EXERCISE BRIEF: Write every entry out again exactly, please, and skip the pictures.

(Records contained in a dataset)
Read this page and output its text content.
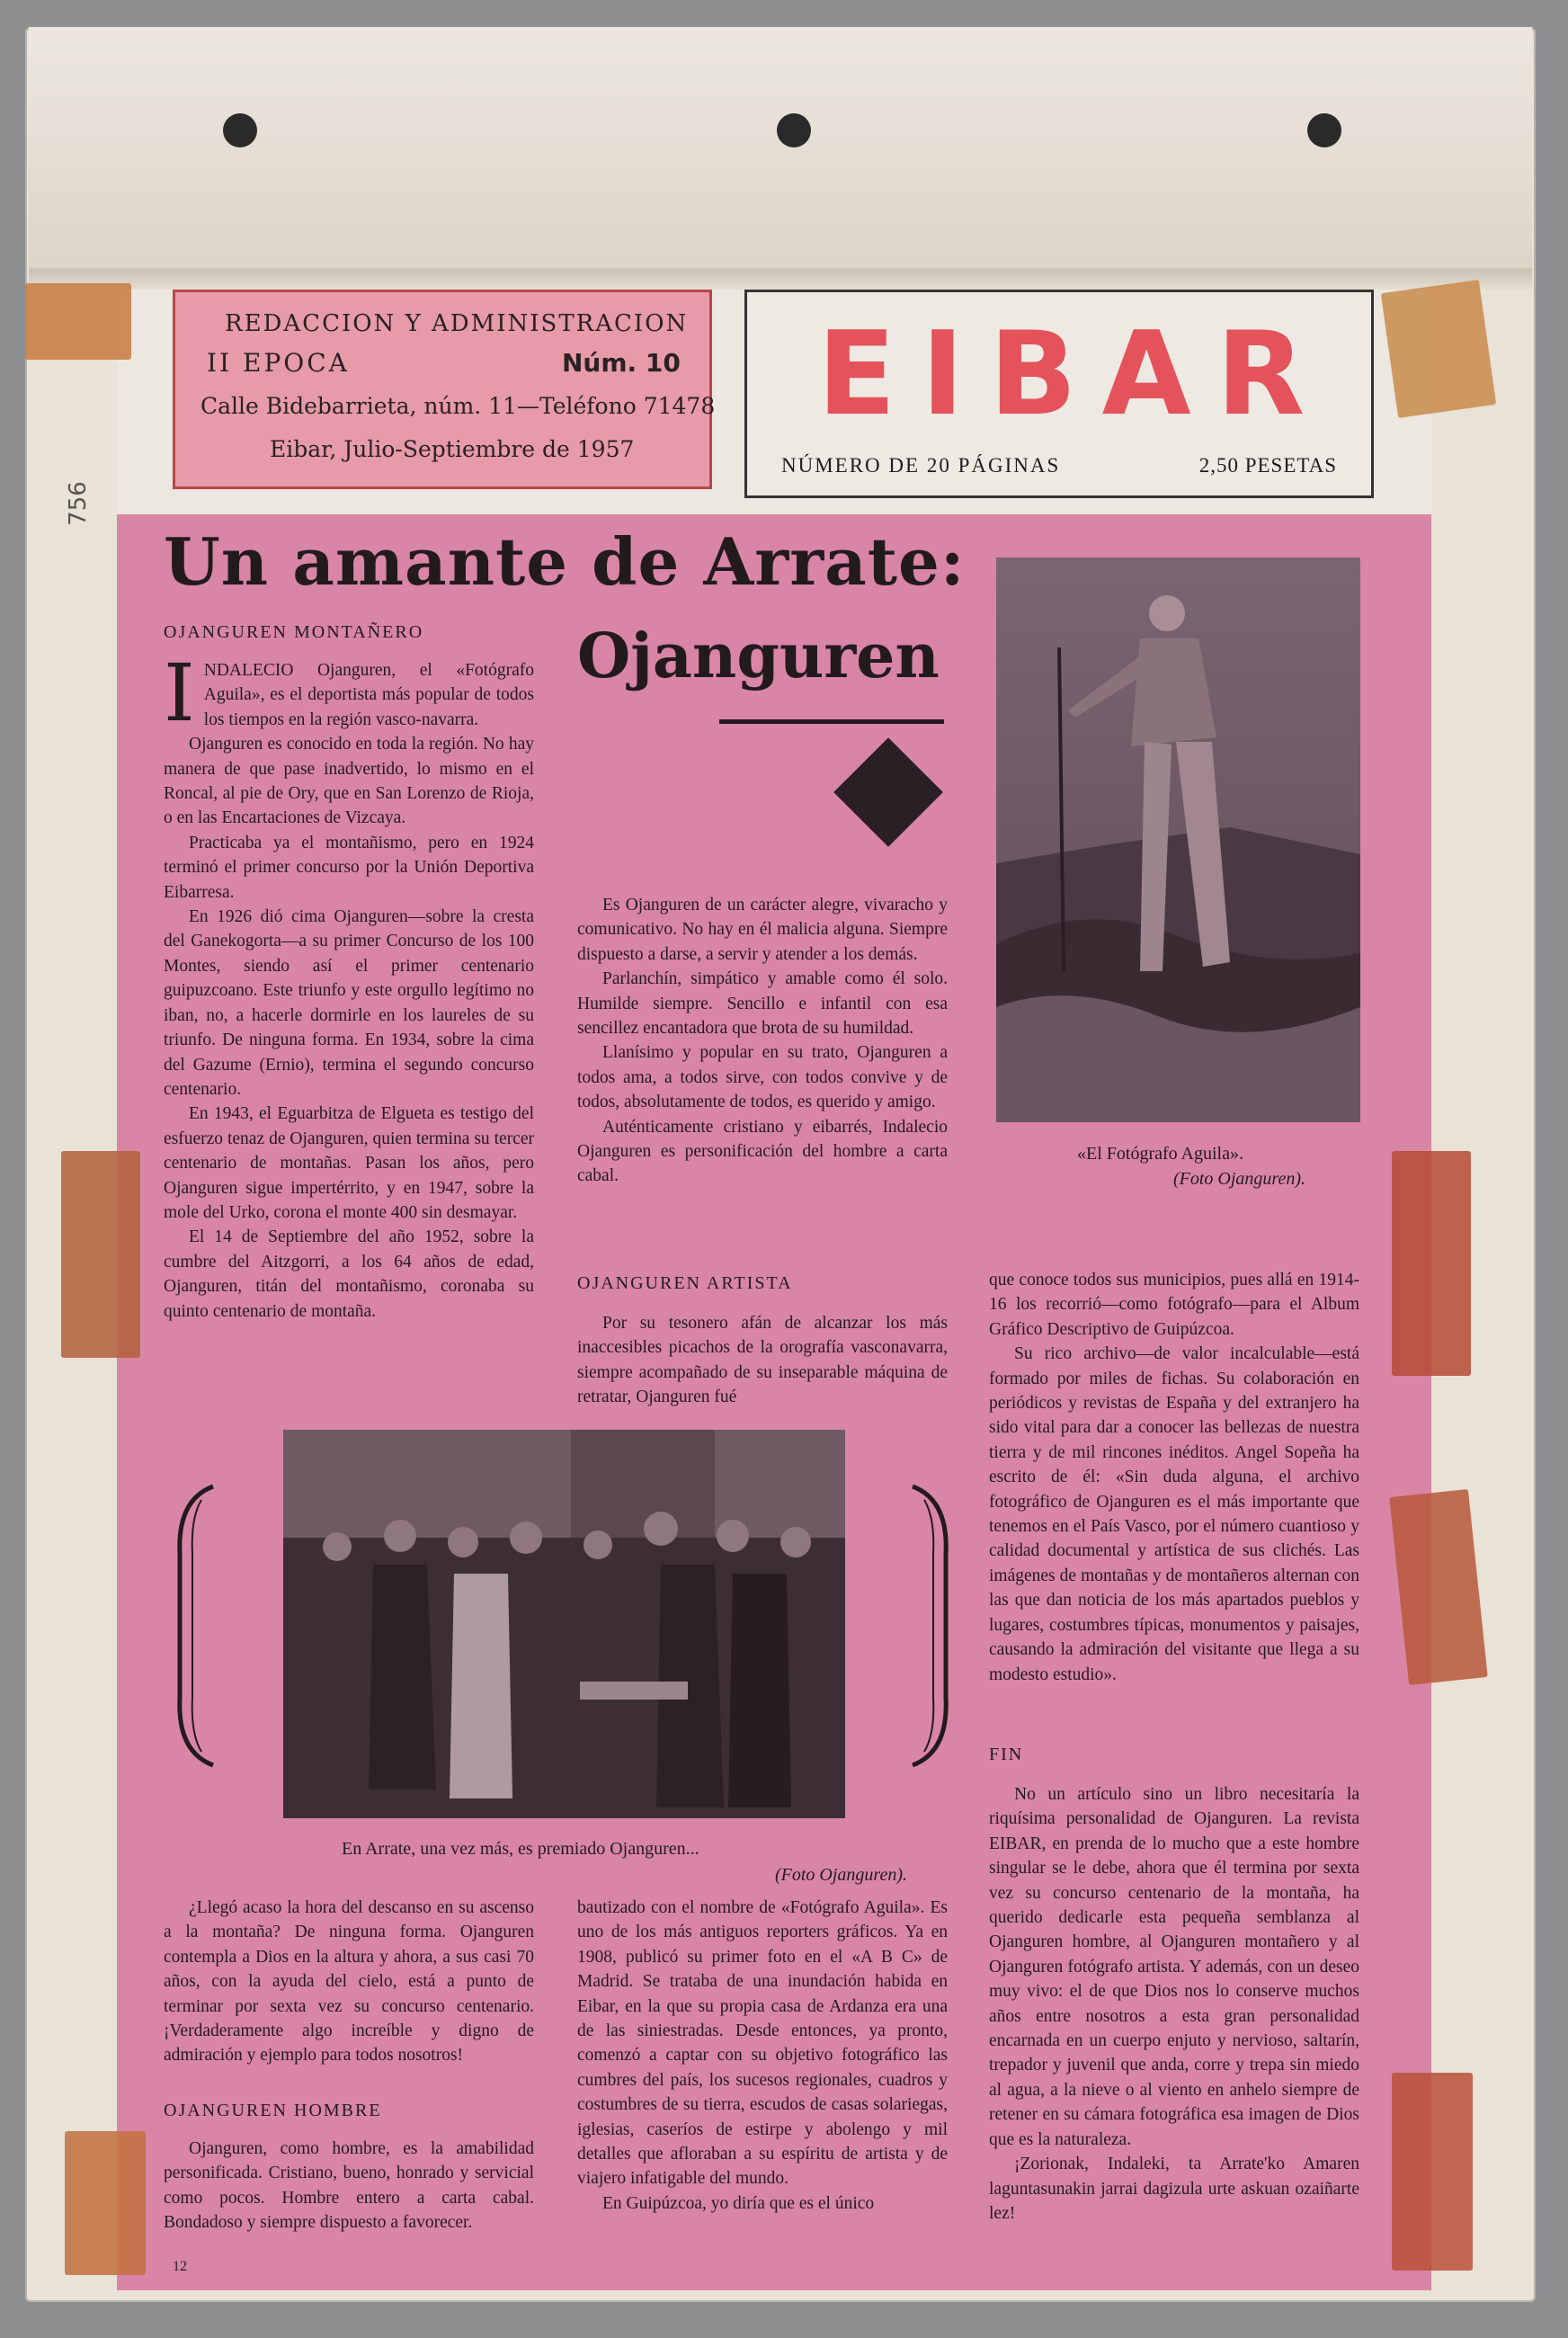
756
REDACCION Y ADMINISTRACION
II EPOCA	Núm. 10
Calle Bidebarrieta, núm. 11—Teléfono 71478
Eibar, Julio-Septiembre de 1957
EIBAR
NÚMERO DE 20 PÁGINAS	2,50 PESETAS
Un amante de Arrate:
Ojanguren
OJANGUREN MONTAÑERO
I NDALECIO Ojanguren, el «Fotógrafo Aguila», es el deportista más popular de todos los tiempos en la región vasco-navarra.

Ojanguren es conocido en toda la región. No hay manera de que pase inadvertido, lo mismo en el Roncal, al pie de Ory, que en San Lorenzo de Rioja, o en las Encartaciones de Vizcaya.

Practicaba ya el montañismo, pero en 1924 terminó el primer concurso por la Unión Deportiva Eibarresa.

En 1926 dió cima Ojanguren—sobre la cresta del Ganekogorta—a su primer Concurso de los 100 Montes, siendo así el primer centenario guipuzcoano. Este triunfo y este orgullo legítimo no iban, no, a hacerle dormirle en los laureles de su triunfo. De ninguna forma. En 1934, sobre la cima del Gazume (Ernio), termina el segundo concurso centenario.

En 1943, el Eguarbitza de Elgueta es testigo del esfuerzo tenaz de Ojanguren, quien termina su tercer centenario de montañas. Pasan los años, pero Ojanguren sigue impertérrito, y en 1947, sobre la mole del Urko, corona el monte 400 sin desmayar.

El 14 de Septiembre del año 1952, sobre la cumbre del Aitzgorri, a los 64 años de edad, Ojanguren, titán del montañismo, coronaba su quinto centenario de montaña.

Es Ojanguren de un carácter alegre, vivaracho y comunicativo. No hay en él malicia alguna. Siempre dispuesto a darse, a servir y atender a los demás.

Parlanchín, simpático y amable como él solo. Humilde siempre. Sencillo e infantil con esa sencillez encantadora que brota de su humildad.

Llanísimo y popular en su trato, Ojanguren a todos ama, a todos sirve, con todos convive y de todos, absolutamente de todos, es querido y amigo.

Auténticamente cristiano y eibarrés, Indalecio Ojanguren es personificación del hombre a carta cabal.

OJANGUREN ARTISTA

Por su tesonero afán de alcanzar los más inaccesibles picachos de la orografía vasconavarra, siempre acompañado de su inseparable máquina de retratar, Ojanguren fué

«El Fotógrafo Aguila».
(Foto Ojanguren).

que conoce todos sus municipios, pues allá en 1914-16 los recorrió—como fotógrafo—para el Album Gráfico Descriptivo de Guipúzcoa.

Su rico archivo—de valor incalculable—está formado por miles de fichas. Su colaboración en periódicos y revistas de España y del extranjero ha sido vital para dar a conocer las bellezas de nuestra tierra y de mil rincones inéditos. Angel Sopeña ha escrito de él: «Sin duda alguna, el archivo fotográfico de Ojanguren es el más importante que tenemos en el País Vasco, por el número cuantioso y calidad documental y artística de sus clichés. Las imágenes de montañas y de montañeros alternan con las que dan noticia de los más apartados pueblos y lugares, costumbres típicas, monumentos y paisajes, causando la admiración del visitante que llega a su modesto estudio».

FIN

No un artículo sino un libro necesitaría la riquísima personalidad de Ojanguren. La revista EIBAR, en prenda de lo mucho que a este hombre singular se le debe, ahora que él termina por sexta vez su concurso centenario de la montaña, ha querido dedicarle esta pequeña semblanza al Ojanguren hombre, al Ojanguren montañero y al Ojanguren fotógrafo artista. Y además, con un deseo muy vivo: el de que Dios nos lo conserve muchos años entre nosotros a esta gran personalidad encarnada en un cuerpo enjuto y nervioso, saltarín, trepador y juvenil que anda, corre y trepa sin miedo al agua, a la nieve o al viento en anhelo siempre de retener en su cámara fotográfica esa imagen de Dios que es la naturaleza.

¡Zorionak, Indaleki, ta Arrate'ko Amaren laguntasunakin jarrai dagizula urte askuan ozaiñarte lez!

En Arrate, una vez más, es premiado Ojanguren...
(Foto Ojanguren).

¿Llegó acaso la hora del descanso en su ascenso a la montaña? De ninguna forma. Ojanguren contempla a Dios en la altura y ahora, a sus casi 70 años, con la ayuda del cielo, está a punto de terminar por sexta vez su concurso centenario. ¡Verdaderamente algo increíble y digno de admiración y ejemplo para todos nosotros!

OJANGUREN HOMBRE

Ojanguren, como hombre, es la amabilidad personificada. Cristiano, bueno, honrado y servicial como pocos. Hombre entero a carta cabal. Bondadoso y siempre dispuesto a favorecer.

bautizado con el nombre de «Fotógrafo Aguila». Es uno de los más antiguos reporters gráficos. Ya en 1908, publicó su primer foto en el «A B C» de Madrid. Se trataba de una inundación habida en Eibar, en la que su propia casa de Ardanza era una de las siniestradas. Desde entonces, ya pronto, comenzó a captar con su objetivo fotográfico las cumbres del país, los sucesos regionales, cuadros y costumbres de su tierra, escudos de casas solariegas, iglesias, caseríos de estirpe y abolengo y mil detalles que afloraban a su espíritu de artista y de viajero infatigable del mundo.

En Guipúzcoa, yo diría que es el único

12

PROBLEM SOLUTION:
Read this page and output its text content.
756
REDACCION Y ADMINISTRACION
II EPOCA	Núm. 10
Calle Bidebarrieta, núm. 11—Teléfono 71478
Eibar, Julio-Septiembre de 1957
EIBAR
NÚMERO DE 20 PÁGINAS	2,50 PESETAS
Un amante de Arrate:
Ojanguren
OJANGUREN MONTAÑERO
I NDALECIO Ojanguren, el «Fotógrafo Aguila», es el deportista más popular de todos los tiempos en la región vasco-navarra.

Ojanguren es conocido en toda la región. No hay manera de que pase inadvertido, lo mismo en el Roncal, al pie de Ory, que en San Lorenzo de Rioja, o en las Encartaciones de Vizcaya.

Practicaba ya el montañismo, pero en 1924 terminó el primer concurso por la Unión Deportiva Eibarresa.

En 1926 dió cima Ojanguren—sobre la cresta del Ganekogorta—a su primer Concurso de los 100 Montes, siendo así el primer centenario guipuzcoano. Este triunfo y este orgullo legítimo no iban, no, a hacerle dormirle en los laureles de su triunfo. De ninguna forma. En 1934, sobre la cima del Gazume (Ernio), termina el segundo concurso centenario.

En 1943, el Eguarbitza de Elgueta es testigo del esfuerzo tenaz de Ojanguren, quien termina su tercer centenario de montañas. Pasan los años, pero Ojanguren sigue impertérrito, y en 1947, sobre la mole del Urko, corona el monte 400 sin desmayar.

El 14 de Septiembre del año 1952, sobre la cumbre del Aitzgorri, a los 64 años de edad, Ojanguren, titán del montañismo, coronaba su quinto centenario de montaña.

Es Ojanguren de un carácter alegre, vivaracho y comunicativo. No hay en él malicia alguna. Siempre dispuesto a darse, a servir y atender a los demás.

Parlanchín, simpático y amable como él solo. Humilde siempre. Sencillo e infantil con esa sencillez encantadora que brota de su humildad.

Llanísimo y popular en su trato, Ojanguren a todos ama, a todos sirve, con todos convive y de todos, absolutamente de todos, es querido y amigo.

Auténticamente cristiano y eibarrés, Indalecio Ojanguren es personificación del hombre a carta cabal.

OJANGUREN ARTISTA

Por su tesonero afán de alcanzar los más inaccesibles picachos de la orografía vasconavarra, siempre acompañado de su inseparable máquina de retratar, Ojanguren fué

«El Fotógrafo Aguila».
(Foto Ojanguren).

que conoce todos sus municipios, pues allá en 1914-16 los recorrió—como fotógrafo—para el Album Gráfico Descriptivo de Guipúzcoa.

Su rico archivo—de valor incalculable—está formado por miles de fichas. Su colaboración en periódicos y revistas de España y del extranjero ha sido vital para dar a conocer las bellezas de nuestra tierra y de mil rincones inéditos. Angel Sopeña ha escrito de él: «Sin duda alguna, el archivo fotográfico de Ojanguren es el más importante que tenemos en el País Vasco, por el número cuantioso y calidad documental y artística de sus clichés. Las imágenes de montañas y de montañeros alternan con las que dan noticia de los más apartados pueblos y lugares, costumbres típicas, monumentos y paisajes, causando la admiración del visitante que llega a su modesto estudio».

FIN

No un artículo sino un libro necesitaría la riquísima personalidad de Ojanguren. La revista EIBAR, en prenda de lo mucho que a este hombre singular se le debe, ahora que él termina por sexta vez su concurso centenario de la montaña, ha querido dedicarle esta pequeña semblanza al Ojanguren hombre, al Ojanguren montañero y al Ojanguren fotógrafo artista. Y además, con un deseo muy vivo: el de que Dios nos lo conserve muchos años entre nosotros a esta gran personalidad encarnada en un cuerpo enjuto y nervioso, saltarín, trepador y juvenil que anda, corre y trepa sin miedo al agua, a la nieve o al viento en anhelo siempre de retener en su cámara fotográfica esa imagen de Dios que es la naturaleza.

¡Zorionak, Indaleki, ta Arrate'ko Amaren laguntasunakin jarrai dagizula urte askuan ozaiñarte lez!

En Arrate, una vez más, es premiado Ojanguren...
(Foto Ojanguren).

¿Llegó acaso la hora del descanso en su ascenso a la montaña? De ninguna forma. Ojanguren contempla a Dios en la altura y ahora, a sus casi 70 años, con la ayuda del cielo, está a punto de terminar por sexta vez su concurso centenario. ¡Verdaderamente algo increíble y digno de admiración y ejemplo para todos nosotros!

OJANGUREN HOMBRE

Ojanguren, como hombre, es la amabilidad personificada. Cristiano, bueno, honrado y servicial como pocos. Hombre entero a carta cabal. Bondadoso y siempre dispuesto a favorecer.

bautizado con el nombre de «Fotógrafo Aguila». Es uno de los más antiguos reporters gráficos. Ya en 1908, publicó su primer foto en el «A B C» de Madrid. Se trataba de una inundación habida en Eibar, en la que su propia casa de Ardanza era una de las siniestradas. Desde entonces, ya pronto, comenzó a captar con su objetivo fotográfico las cumbres del país, los sucesos regionales, cuadros y costumbres de su tierra, escudos de casas solariegas, iglesias, caseríos de estirpe y abolengo y mil detalles que afloraban a su espíritu de artista y de viajero infatigable del mundo.

En Guipúzcoa, yo diría que es el único

12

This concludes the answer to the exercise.